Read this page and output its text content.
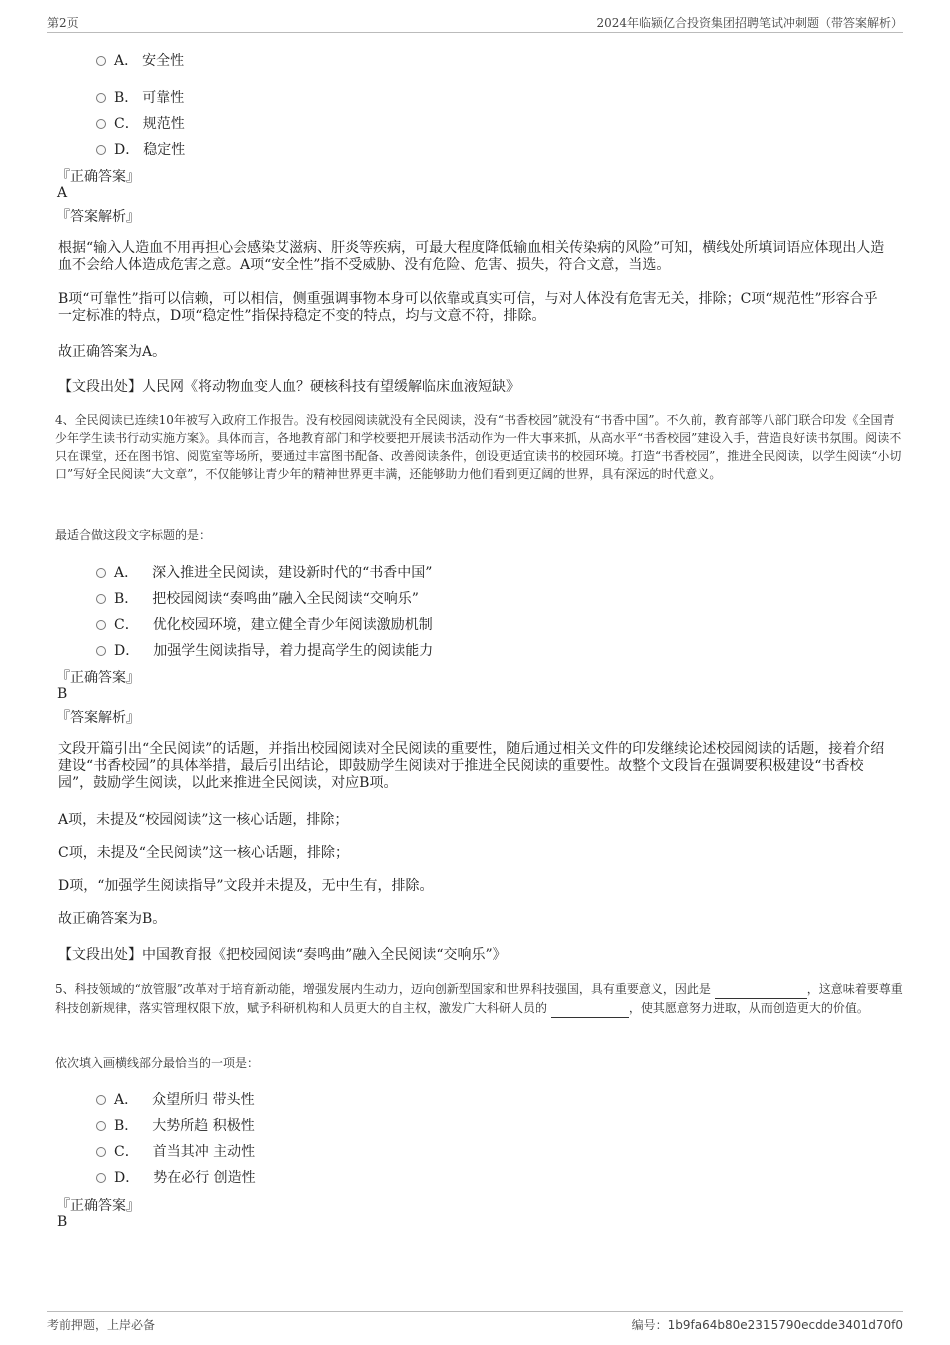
第2页	2024年临颍亿合投资集团招聘笔试冲刺题（带答案解析）
A． 安全性
B． 可靠性
C． 规范性
D． 稳定性
『正确答案』
A
『答案解析』
根据“输入人造血不用再担心会感染艾滋病、肝炎等疾病，可最大程度降低输血相关传染病的风险”可知，横线处所填词语应体现出人造血不会给人体造成危害之意。A项“安全性”指不受威胁、没有危险、危害、损失，符合文意，当选。
B项“可靠性”指可以信赖，可以相信，侧重强调事物本身可以依靠或真实可信，与对人体没有危害无关，排除；C项“规范性”形容合乎一定标准的特点，D项“稳定性”指保持稳定不变的特点，均与文意不符，排除。
故正确答案为A。
【文段出处】人民网《将动物血变人血？硬核科技有望缓解临床血液短缺》
4、全民阅读已连续10年被写入政府工作报告。没有校园阅读就没有全民阅读，没有“书香校园”就没有“书香中国”。不久前，教育部等八部门联合印发《全国青少年学生读书行动实施方案》。具体而言，各地教育部门和学校要把开展读书活动作为一件大事来抓，从高水平“书香校园”建设入手，营造良好读书氛围。阅读不只在课堂，还在图书馆、阅览室等场所，要通过丰富图书配备、改善阅读条件，创设更适宜读书的校园环境。打造“书香校园”，推进全民阅读，以学生阅读“小切口”写好全民阅读“大文章”，不仅能够让青少年的精神世界更丰满，还能够助力他们看到更辽阔的世界，具有深远的时代意义。
最适合做这段文字标题的是：
A． 深入推进全民阅读，建设新时代的“书香中国”
B． 把校园阅读“奏鸣曲”融入全民阅读“交响乐”
C． 优化校园环境，建立健全青少年阅读激励机制
D． 加强学生阅读指导，着力提高学生的阅读能力
『正确答案』
B
『答案解析』
文段开篇引出“全民阅读”的话题，并指出校园阅读对全民阅读的重要性，随后通过相关文件的印发继续论述校园阅读的话题，接着介绍建设“书香校园”的具体举措，最后引出结论，即鼓励学生阅读对于推进全民阅读的重要性。故整个文段旨在强调要积极建设“书香校园”，鼓励学生阅读，以此来推进全民阅读，对应B项。
A项，未提及“校园阅读”这一核心话题，排除；
C项，未提及“全民阅读”这一核心话题，排除；
D项，“加强学生阅读指导”文段并未提及，无中生有，排除。
故正确答案为B。
【文段出处】中国教育报《把校园阅读“奏鸣曲”融入全民阅读“交响乐”》
5、科技领域的“放管服”改革对于培育新动能，增强发展内生动力，迈向创新型国家和世界科技强国，具有重要意义，因此是	，这意味着要尊重科技创新规律，落实管理权限下放，赋予科研机构和人员更大的自主权，激发广大科研人员的	，使其愿意努力进取，从而创造更大的价值。
依次填入画横线部分最恰当的一项是：
A． 众望所归 带头性
B． 大势所趋 积极性
C． 首当其冲 主动性
D． 势在必行 创造性
『正确答案』
B
考前押题，上岸必备	编号：1b9fa64b80e2315790ecdde3401d70f0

==========

*EXERCISE DETAILS*
Transcribe the whole listing exactly. Pictures are excluded.

*REPLY*
Read this page and output its text content.
第2页	2024年临颍亿合投资集团招聘笔试冲刺题（带答案解析）
A． 安全性
B． 可靠性
C． 规范性
D． 稳定性
『正确答案』
A
『答案解析』
根据“输入人造血不用再担心会感染艾滋病、肝炎等疾病，可最大程度降低输血相关传染病的风险”可知，横线处所填词语应体现出人造血不会给人体造成危害之意。A项“安全性”指不受威胁、没有危险、危害、损失，符合文意，当选。
B项“可靠性”指可以信赖，可以相信，侧重强调事物本身可以依靠或真实可信，与对人体没有危害无关，排除；C项“规范性”形容合乎一定标准的特点，D项“稳定性”指保持稳定不变的特点，均与文意不符，排除。
故正确答案为A。
【文段出处】人民网《将动物血变人血？硬核科技有望缓解临床血液短缺》
4、全民阅读已连续10年被写入政府工作报告。没有校园阅读就没有全民阅读，没有“书香校园”就没有“书香中国”。不久前，教育部等八部门联合印发《全国青少年学生读书行动实施方案》。具体而言，各地教育部门和学校要把开展读书活动作为一件大事来抓，从高水平“书香校园”建设入手，营造良好读书氛围。阅读不只在课堂，还在图书馆、阅览室等场所，要通过丰富图书配备、改善阅读条件，创设更适宜读书的校园环境。打造“书香校园”，推进全民阅读，以学生阅读“小切口”写好全民阅读“大文章”，不仅能够让青少年的精神世界更丰满，还能够助力他们看到更辽阔的世界，具有深远的时代意义。
最适合做这段文字标题的是：
A． 深入推进全民阅读，建设新时代的“书香中国”
B． 把校园阅读“奏鸣曲”融入全民阅读“交响乐”
C． 优化校园环境，建立健全青少年阅读激励机制
D． 加强学生阅读指导，着力提高学生的阅读能力
『正确答案』
B
『答案解析』
文段开篇引出“全民阅读”的话题，并指出校园阅读对全民阅读的重要性，随后通过相关文件的印发继续论述校园阅读的话题，接着介绍建设“书香校园”的具体举措，最后引出结论，即鼓励学生阅读对于推进全民阅读的重要性。故整个文段旨在强调要积极建设“书香校园”，鼓励学生阅读，以此来推进全民阅读，对应B项。
A项，未提及“校园阅读”这一核心话题，排除；
C项，未提及“全民阅读”这一核心话题，排除；
D项，“加强学生阅读指导”文段并未提及，无中生有，排除。
故正确答案为B。
【文段出处】中国教育报《把校园阅读“奏鸣曲”融入全民阅读“交响乐”》
5、科技领域的“放管服”改革对于培育新动能，增强发展内生动力，迈向创新型国家和世界科技强国，具有重要意义，因此是	，这意味着要尊重科技创新规律，落实管理权限下放，赋予科研机构和人员更大的自主权，激发广大科研人员的	，使其愿意努力进取，从而创造更大的价值。
依次填入画横线部分最恰当的一项是：
A． 众望所归 带头性
B． 大势所趋 积极性
C． 首当其冲 主动性
D． 势在必行 创造性
『正确答案』
B
考前押题，上岸必备	编号：1b9fa64b80e2315790ecdde3401d70f0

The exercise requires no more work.